** Begin RECORDS FOR THE EXERCISE **

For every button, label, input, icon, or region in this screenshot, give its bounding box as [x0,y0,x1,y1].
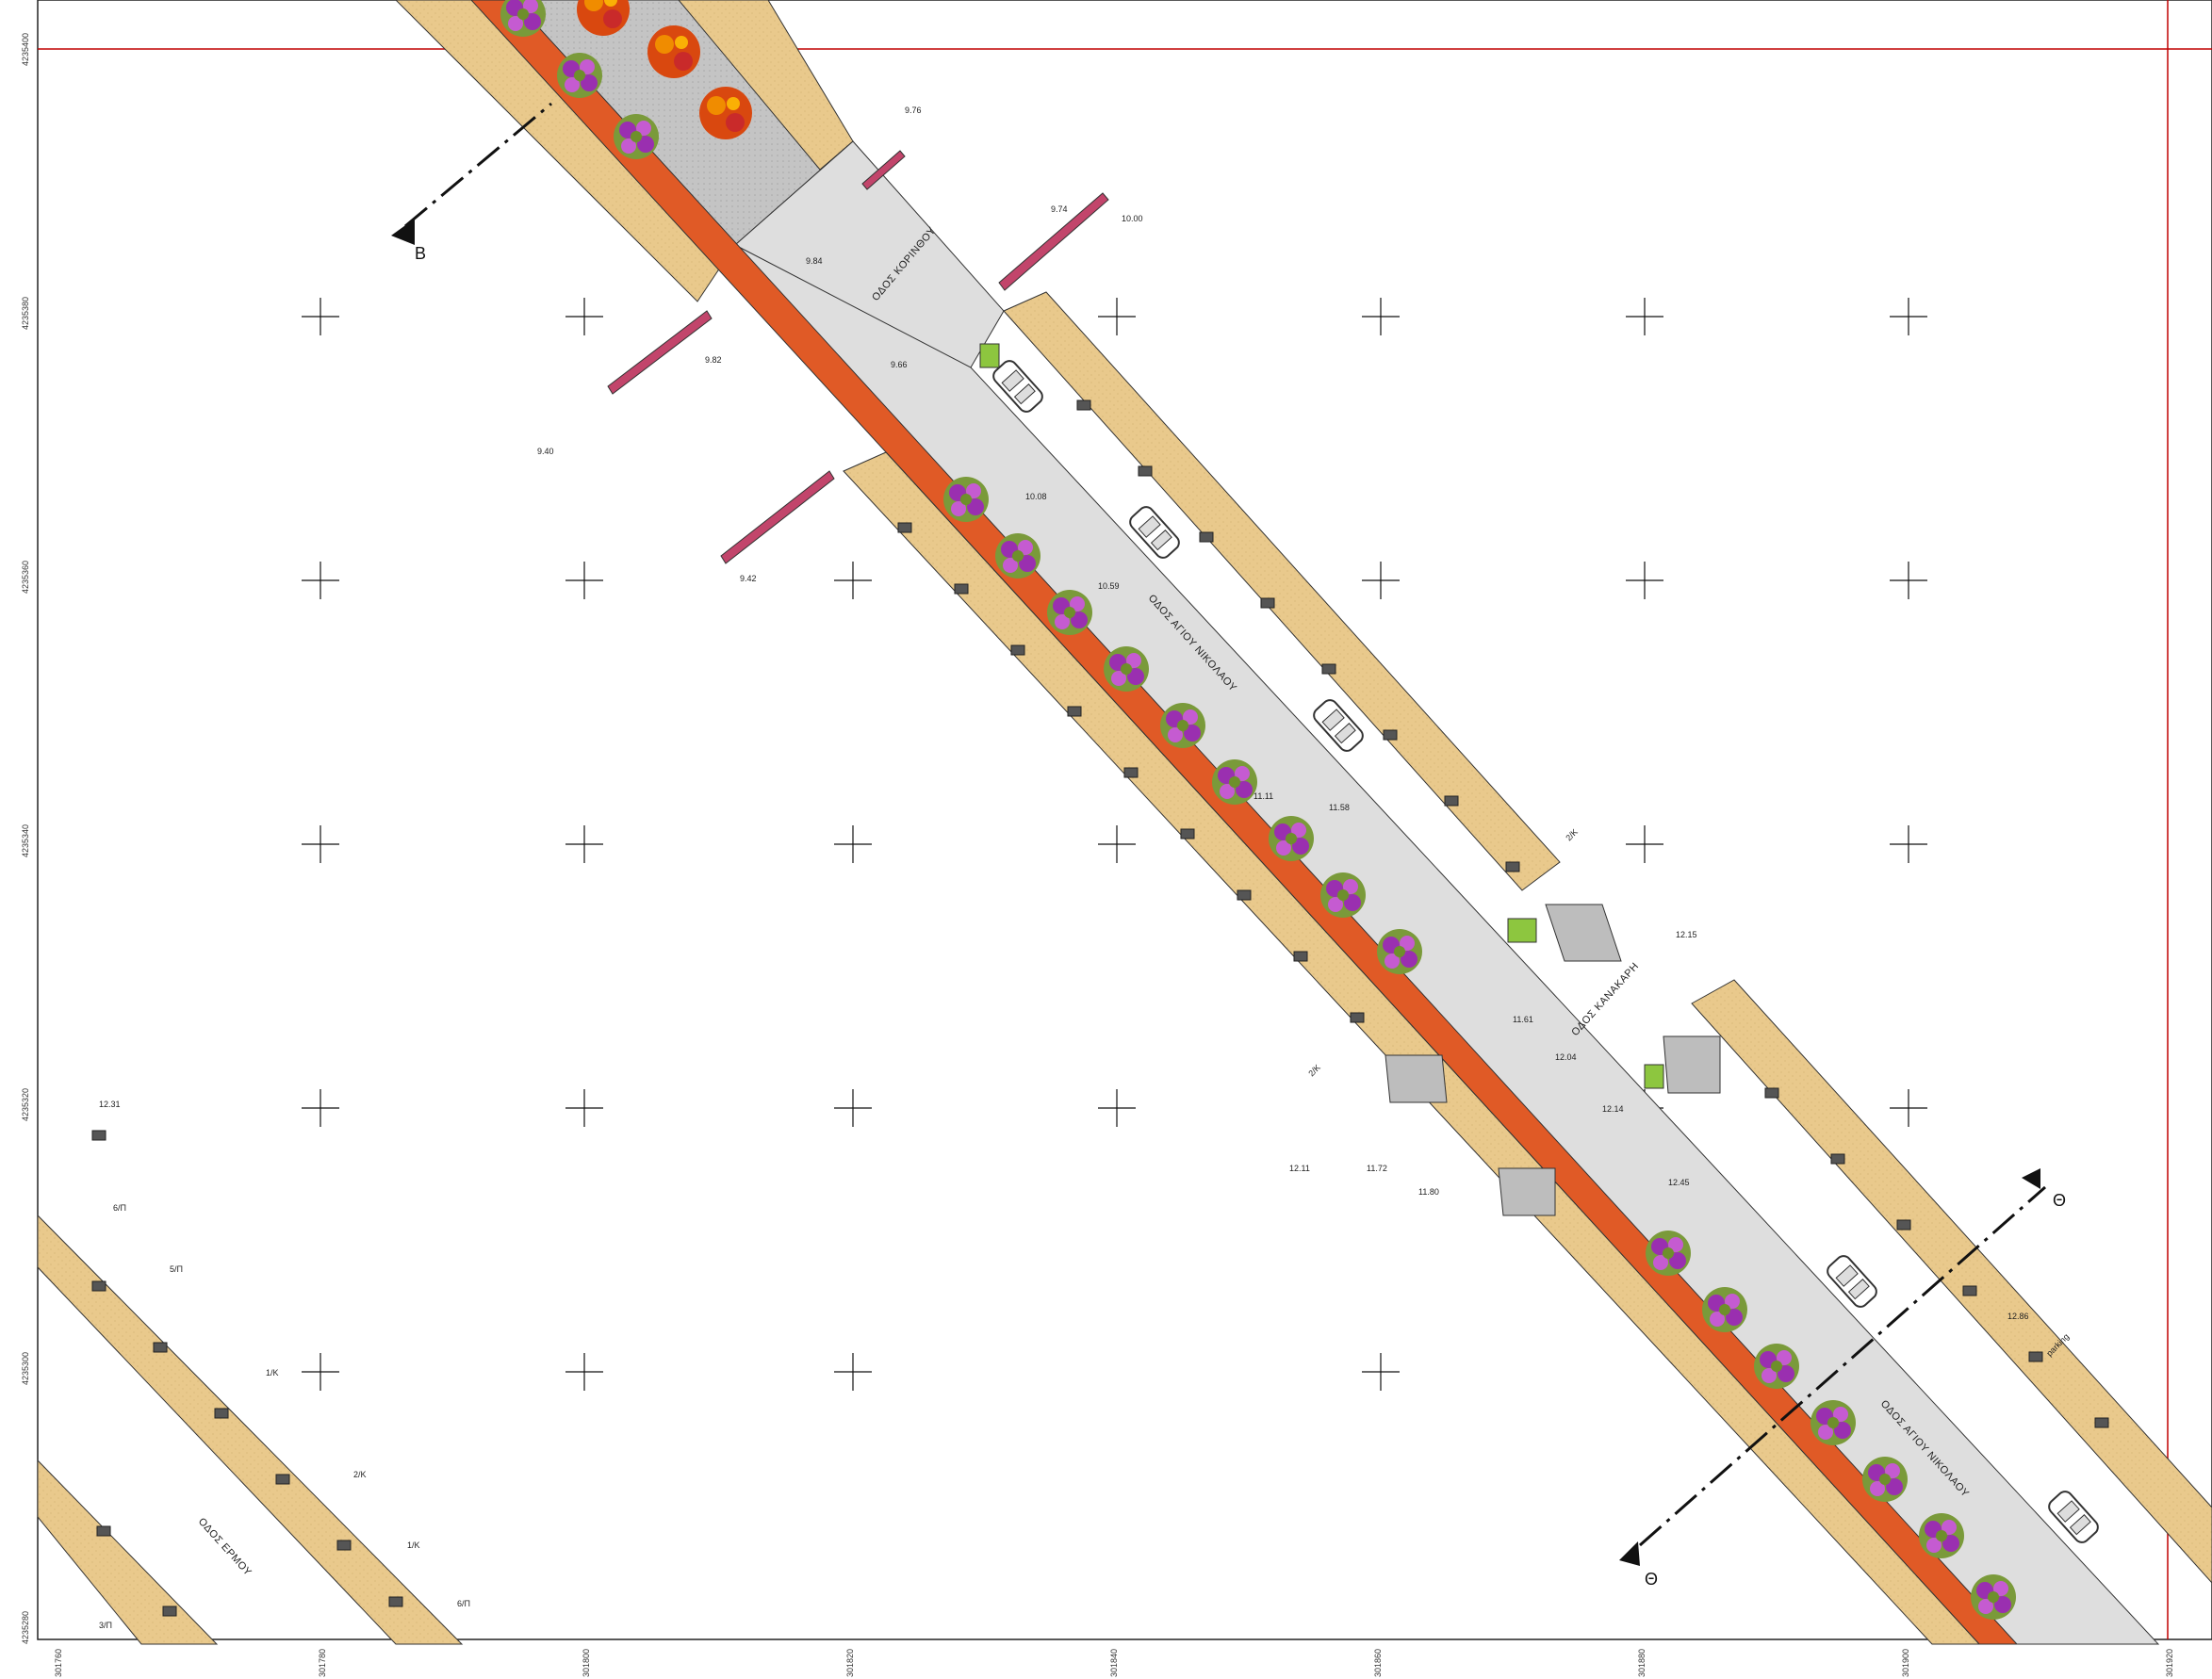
building-label-2: 5/Π [170,1264,183,1274]
x-label-301880: 301880 [1637,1649,1647,1677]
svg-text:12.31: 12.31 [99,1100,121,1109]
svg-text:9.76: 9.76 [905,106,922,115]
street-label-kanakari: ΟΔΟΣ ΚΑΝΑΚΑΡΗ [1569,960,1641,1038]
svg-text:12.11: 12.11 [1289,1164,1310,1173]
sidewalk-right-upper [1003,291,1561,891]
svg-text:11.72: 11.72 [1367,1164,1387,1173]
building-label-4: 2/Κ [353,1470,367,1479]
grass-patch-1 [979,343,1000,368]
section-arrow-b [391,219,415,245]
y-label-4235280: 4235280 [21,1611,30,1644]
corner-plaza-2 [1385,1054,1448,1103]
x-label-301820: 301820 [845,1649,855,1677]
svg-text:9.74: 9.74 [1051,204,1068,214]
crosswalks [607,150,1109,564]
building-label-5: 1/Κ [407,1540,420,1550]
corner-plaza-1 [1545,904,1622,962]
sidewalk-lower-left [843,451,1981,1645]
y-label-4235360: 4235360 [21,561,30,594]
section-arrow-theta-bottom [1619,1541,1640,1566]
road-main [734,244,2160,1645]
crosswalk-4 [861,150,906,190]
grass-patch-2 [1507,918,1537,943]
drawing-frame [37,0,2212,1640]
ermou-sidewalk-upper [37,1214,464,1645]
cars [989,356,2103,1547]
svg-text:12.86: 12.86 [2007,1312,2029,1321]
svg-text:9.40: 9.40 [537,447,554,456]
svg-text:12.04: 12.04 [1555,1052,1577,1062]
building-label-8: 2/Κ [1564,827,1580,843]
svg-text:10.00: 10.00 [1122,214,1143,223]
svg-text:11.11: 11.11 [1253,791,1273,801]
building-label-6: 6/Π [457,1599,470,1608]
corner-plaza-3 [1498,1167,1556,1216]
x-label-301800: 301800 [582,1649,591,1677]
x-label-301840: 301840 [1109,1649,1119,1677]
x-label-301780: 301780 [318,1649,327,1677]
svg-text:11.58: 11.58 [1329,803,1350,812]
grass-patch-3 [1644,1064,1664,1089]
svg-text:10.59: 10.59 [1098,581,1120,591]
ermou-sidewalk-lower [37,1459,219,1645]
corner-plaza-4 [1663,1035,1721,1094]
svg-text:9.42: 9.42 [740,574,757,583]
svg-text:12.15: 12.15 [1676,930,1697,939]
section-lines [404,102,2046,1547]
building-label-1: 6/Π [113,1203,126,1213]
x-label-301860: 301860 [1373,1649,1383,1677]
y-label-4235400: 4235400 [21,33,30,66]
x-label-301900: 301900 [1901,1649,1910,1677]
y-label-4235340: 4235340 [21,824,30,857]
building-label-3: 1/Κ [266,1368,279,1377]
section-label-theta-bottom: Θ [1645,1570,1658,1589]
building-label-9: 2/Κ [1306,1063,1322,1079]
svg-text:11.80: 11.80 [1418,1187,1439,1197]
x-label-301760: 301760 [54,1649,63,1677]
svg-text:12.45: 12.45 [1668,1178,1690,1187]
section-label-b: B [415,244,426,263]
crosswalk-3 [998,192,1109,291]
ermou-street [37,1214,464,1645]
section-label-theta-top: Θ [2053,1191,2066,1210]
crosswalk-1 [607,310,713,395]
x-label-301920: 301920 [2165,1649,2174,1677]
svg-text:9.66: 9.66 [891,360,908,369]
svg-text:11.61: 11.61 [1513,1015,1533,1024]
svg-text:10.08: 10.08 [1025,492,1047,501]
building-label-7: 3/Π [99,1621,112,1630]
section-arrow-theta-top [2022,1168,2040,1189]
svg-text:9.82: 9.82 [705,355,722,365]
sidewalk-right-lower [1691,979,2212,1584]
svg-text:9.84: 9.84 [806,256,823,266]
y-label-4235380: 4235380 [21,297,30,330]
crosswalk-2 [720,470,835,564]
y-label-4235320: 4235320 [21,1088,30,1121]
main-street [395,0,2212,1645]
svg-text:12.14: 12.14 [1602,1104,1624,1114]
street-label-ermou: ΟΔΟΣ ΕΡΜΟΥ [196,1516,254,1578]
y-label-4235300: 4235300 [21,1352,30,1385]
bike-lane [470,0,2019,1645]
elevation-annotations: 9.76 9.74 10.00 9.84 9.66 10.08 11.11 11… [99,106,2029,1321]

** End RECORDS FOR THE EXERCISE **

**BRIEF**
Output the lines above as a JSON list of strings, one string per line and no strings for blank lines, covering every line in the source data. Leave out the pictures.

**THE COMPLETED TASK**
[
  "For every button, label, input, icon, or region in this screenshot, give its bounding box as [x0,y0,x1,y1].",
  "building-label-2: 5/Π [170,1264,183,1274]",
  "x-label-301880: 301880 [1637,1649,1647,1677]",
  "svg-text:12.31: 12.31 [99,1100,121,1109]",
  "svg-text:9.76: 9.76 [905,106,922,115]",
  "street-label-kanakari: ΟΔΟΣ ΚΑΝΑΚΑΡΗ [1569,960,1641,1038]",
  "svg-text:12.11: 12.11 [1289,1164,1310,1173]",
  "sidewalk-right-upper [1003,291,1561,891]",
  "svg-text:11.72: 11.72 [1367,1164,1387,1173]",
  "building-label-4: 2/Κ [353,1470,367,1479]",
  "grass-patch-1 [979,343,1000,368]",
  "section-arrow-b [391,219,415,245]",
  "y-label-4235280: 4235280 [21,1611,30,1644]",
  "corner-plaza-2 [1385,1054,1448,1103]",
  "x-label-301820: 301820 [845,1649,855,1677]",
  "svg-text:9.74: 9.74 [1051,204,1068,214]",
  "crosswalks [607,150,1109,564]",
  "building-label-5: 1/Κ [407,1540,420,1550]",
  "corner-plaza-1 [1545,904,1622,962]",
  "sidewalk-lower-left [843,451,1981,1645]",
  "y-label-4235360: 4235360 [21,561,30,594]",
  "section-arrow-theta-bottom [1619,1541,1640,1566]",
  "road-main [734,244,2160,1645]",
  "crosswalk-4 [861,150,906,190]",
  "grass-patch-2 [1507,918,1537,943]",
  "drawing-frame [37,0,2212,1640]",
  "ermou-sidewalk-upper [37,1214,464,1645]",
  "cars [989,356,2103,1547]",
  "svg-text:12.86: 12.86 [2007,1312,2029,1321]",
  "svg-text:9.40: 9.40 [537,447,554,456]",
  "svg-text:12.04: 12.04 [1555,1052,1577,1062]",
  "building-label-8: 2/Κ [1564,827,1580,843]",
  "svg-text:10.00: 10.00 [1122,214,1143,223]",
  "svg-text:11.11: 11.11 [1253,791,1273,801]",
  "building-label-6: 6/Π [457,1599,470,1608]",
  "corner-plaza-3 [1498,1167,1556,1216]",
  "x-label-301800: 301800 [582,1649,591,1677]",
  "x-label-301840: 301840 [1109,1649,1119,1677]",
  "x-label-301780: 301780 [318,1649,327,1677]",
  "svg-text:11.58: 11.58 [1329,803,1350,812]",
  "grass-patch-3 [1644,1064,1664,1089]",
  "svg-text:10.59: 10.59 [1098,581,1120,591]",
  "ermou-sidewalk-lower [37,1459,219,1645]",
  "corner-plaza-4 [1663,1035,1721,1094]",
  "svg-text:9.42: 9.42 [740,574,757,583]",
  "svg-text:12.15: 12.15 [1676,930,1697,939]",
  "section-lines [404,102,2046,1547]",
  "building-label-1: 6/Π [113,1203,126,1213]",
  "x-label-301860: 301860 [1373,1649,1383,1677]",
  "y-label-4235400: 4235400 [21,33,30,66]",
  "x-label-301900: 301900 [1901,1649,1910,1677]",
  "y-label-4235340: 4235340 [21,824,30,857]",
  "building-label-3: 1/Κ [266,1368,279,1377]",
  "section-label-theta-bottom: Θ [1645,1570,1658,1589]",
  "building-label-9: 2/Κ [1306,1063,1322,1079]",
  "svg-text:11.80: 11.80 [1418,1187,1439,1197]",
  "x-label-301760: 301760 [54,1649,63,1677]",
  "svg-text:12.45: 12.45 [1668,1178,1690,1187]",
  "section-label-b: B [415,244,426,263]",
  "crosswalk-3 [998,192,1109,291]",
  "ermou-street [37,1214,464,1645]",
  "section-label-theta-top: Θ [2053,1191,2066,1210]",
  "crosswalk-1 [607,310,713,395]",
  "x-label-301920: 301920 [2165,1649,2174,1677]",
  "svg-text:9.66: 9.66 [891,360,908,369]",
  "svg-text:11.61: 11.61 [1513,1015,1533,1024]",
  "svg-text:10.08: 10.08 [1025,492,1047,501]",
  "building-label-7: 3/Π [99,1621,112,1630]",
  "section-arrow-theta-top [2022,1168,2040,1189]",
  "svg-text:9.82: 9.82 [705,355,722,365]",
  "sidewalk-right-lower [1691,979,2212,1584]",
  "svg-text:9.84: 9.84 [806,256,823,266]",
  "y-label-4235380: 4235380 [21,297,30,330]",
  "crosswalk-2 [720,470,835,564]",
  "y-label-4235320: 4235320 [21,1088,30,1121]",
  "main-street [395,0,2212,1645]",
  "svg-text:12.14: 12.14 [1602,1104,1624,1114]",
  "street-label-ermou: ΟΔΟΣ ΕΡΜΟΥ [196,1516,254,1578]",
  "y-label-4235300: 4235300 [21,1352,30,1385]",
  "bike-lane [470,0,2019,1645]",
  "elevation-annotations: 9.76 9.74 10.00 9.84 9.66 10.08 11.11 11… [99,106,2029,1321]"
]